● Task input:

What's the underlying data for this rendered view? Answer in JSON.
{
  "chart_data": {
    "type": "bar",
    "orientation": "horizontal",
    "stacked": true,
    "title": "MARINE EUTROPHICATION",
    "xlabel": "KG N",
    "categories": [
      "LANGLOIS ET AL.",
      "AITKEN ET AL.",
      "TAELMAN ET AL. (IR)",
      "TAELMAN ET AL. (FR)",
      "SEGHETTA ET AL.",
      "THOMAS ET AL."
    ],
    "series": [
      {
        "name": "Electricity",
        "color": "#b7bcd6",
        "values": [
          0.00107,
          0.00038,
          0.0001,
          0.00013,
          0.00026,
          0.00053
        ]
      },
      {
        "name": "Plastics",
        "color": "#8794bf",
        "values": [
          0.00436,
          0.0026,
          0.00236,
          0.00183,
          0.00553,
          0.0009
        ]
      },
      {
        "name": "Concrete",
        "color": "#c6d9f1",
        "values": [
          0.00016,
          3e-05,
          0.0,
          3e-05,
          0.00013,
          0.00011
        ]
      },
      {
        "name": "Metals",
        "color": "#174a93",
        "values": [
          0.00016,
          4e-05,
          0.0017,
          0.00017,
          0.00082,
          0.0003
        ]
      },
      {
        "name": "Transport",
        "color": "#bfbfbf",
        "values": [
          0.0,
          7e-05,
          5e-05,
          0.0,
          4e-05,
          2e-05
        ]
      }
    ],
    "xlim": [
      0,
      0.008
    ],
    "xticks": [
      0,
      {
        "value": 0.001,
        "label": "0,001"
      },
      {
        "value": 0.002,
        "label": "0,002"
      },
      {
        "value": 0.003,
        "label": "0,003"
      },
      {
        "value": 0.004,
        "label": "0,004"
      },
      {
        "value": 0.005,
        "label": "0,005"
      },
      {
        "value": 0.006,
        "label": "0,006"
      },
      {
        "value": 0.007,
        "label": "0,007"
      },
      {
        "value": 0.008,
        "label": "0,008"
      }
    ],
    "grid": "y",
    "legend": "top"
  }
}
* * *
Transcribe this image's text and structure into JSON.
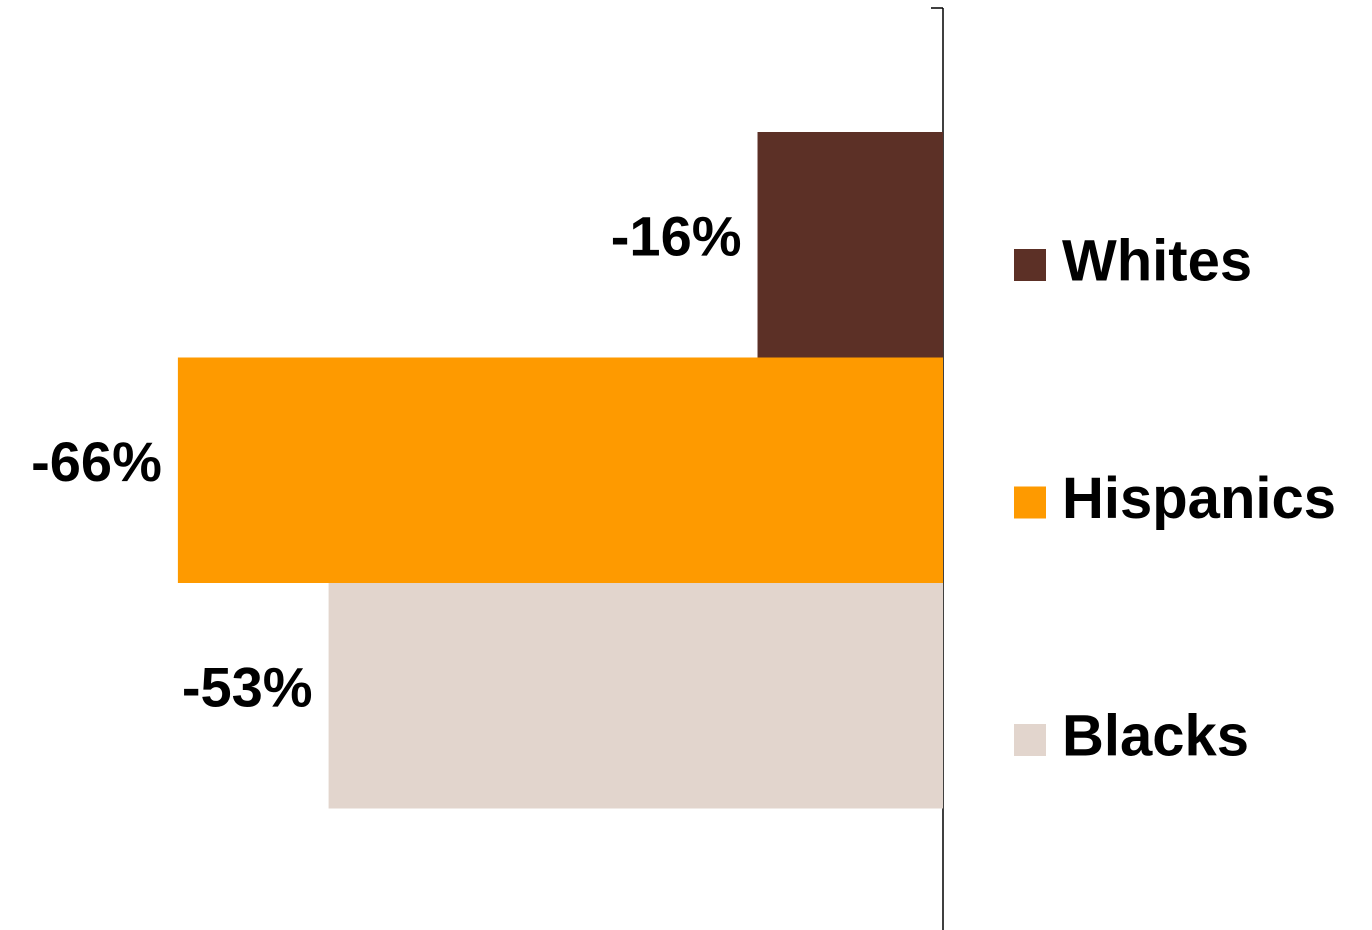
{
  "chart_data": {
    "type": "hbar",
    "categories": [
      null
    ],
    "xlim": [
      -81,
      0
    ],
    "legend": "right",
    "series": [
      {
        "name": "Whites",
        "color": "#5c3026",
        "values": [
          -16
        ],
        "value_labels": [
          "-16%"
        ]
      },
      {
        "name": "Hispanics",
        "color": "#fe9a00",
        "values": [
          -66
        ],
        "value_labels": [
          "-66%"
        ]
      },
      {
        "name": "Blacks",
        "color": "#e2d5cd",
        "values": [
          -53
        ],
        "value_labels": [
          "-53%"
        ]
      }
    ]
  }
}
---
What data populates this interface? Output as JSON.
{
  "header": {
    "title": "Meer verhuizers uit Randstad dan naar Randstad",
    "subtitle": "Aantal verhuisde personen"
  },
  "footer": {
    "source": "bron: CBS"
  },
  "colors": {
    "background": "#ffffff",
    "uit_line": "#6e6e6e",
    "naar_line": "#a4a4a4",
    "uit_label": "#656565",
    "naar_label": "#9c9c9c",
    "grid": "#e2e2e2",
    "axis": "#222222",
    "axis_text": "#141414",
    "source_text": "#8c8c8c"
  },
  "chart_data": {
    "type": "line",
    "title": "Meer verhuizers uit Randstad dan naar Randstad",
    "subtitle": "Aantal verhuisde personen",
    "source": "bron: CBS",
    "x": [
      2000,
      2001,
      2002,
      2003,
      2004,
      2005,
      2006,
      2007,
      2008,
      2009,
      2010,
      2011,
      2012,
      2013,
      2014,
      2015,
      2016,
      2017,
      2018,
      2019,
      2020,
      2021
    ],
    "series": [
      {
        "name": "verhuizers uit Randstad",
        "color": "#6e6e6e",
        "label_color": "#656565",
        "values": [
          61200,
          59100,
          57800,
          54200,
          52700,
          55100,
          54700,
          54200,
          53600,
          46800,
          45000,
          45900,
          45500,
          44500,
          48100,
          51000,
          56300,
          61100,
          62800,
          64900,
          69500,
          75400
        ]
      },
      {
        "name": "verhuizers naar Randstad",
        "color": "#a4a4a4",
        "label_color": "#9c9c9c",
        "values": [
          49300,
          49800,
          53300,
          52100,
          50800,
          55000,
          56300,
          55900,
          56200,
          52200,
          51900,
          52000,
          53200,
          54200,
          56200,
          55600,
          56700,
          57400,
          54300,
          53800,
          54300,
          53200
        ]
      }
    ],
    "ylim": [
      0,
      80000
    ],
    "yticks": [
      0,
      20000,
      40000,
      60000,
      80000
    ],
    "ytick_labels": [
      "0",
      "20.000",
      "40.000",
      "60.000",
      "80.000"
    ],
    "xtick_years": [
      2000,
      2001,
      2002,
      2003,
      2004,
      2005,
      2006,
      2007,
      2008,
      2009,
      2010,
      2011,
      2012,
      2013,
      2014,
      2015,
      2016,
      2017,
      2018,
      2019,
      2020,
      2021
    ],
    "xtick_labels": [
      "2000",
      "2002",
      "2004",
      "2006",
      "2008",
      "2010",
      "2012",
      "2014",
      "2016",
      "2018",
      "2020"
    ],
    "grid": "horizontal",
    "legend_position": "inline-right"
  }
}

● What to work on:
Copy each line in the data that holds the word "JSON".

● Worked solution:
What's the underlying data for this rendered view? Answer in JSON.
Transcribe this image's text and structure into JSON.
What data populates this interface? Output as JSON.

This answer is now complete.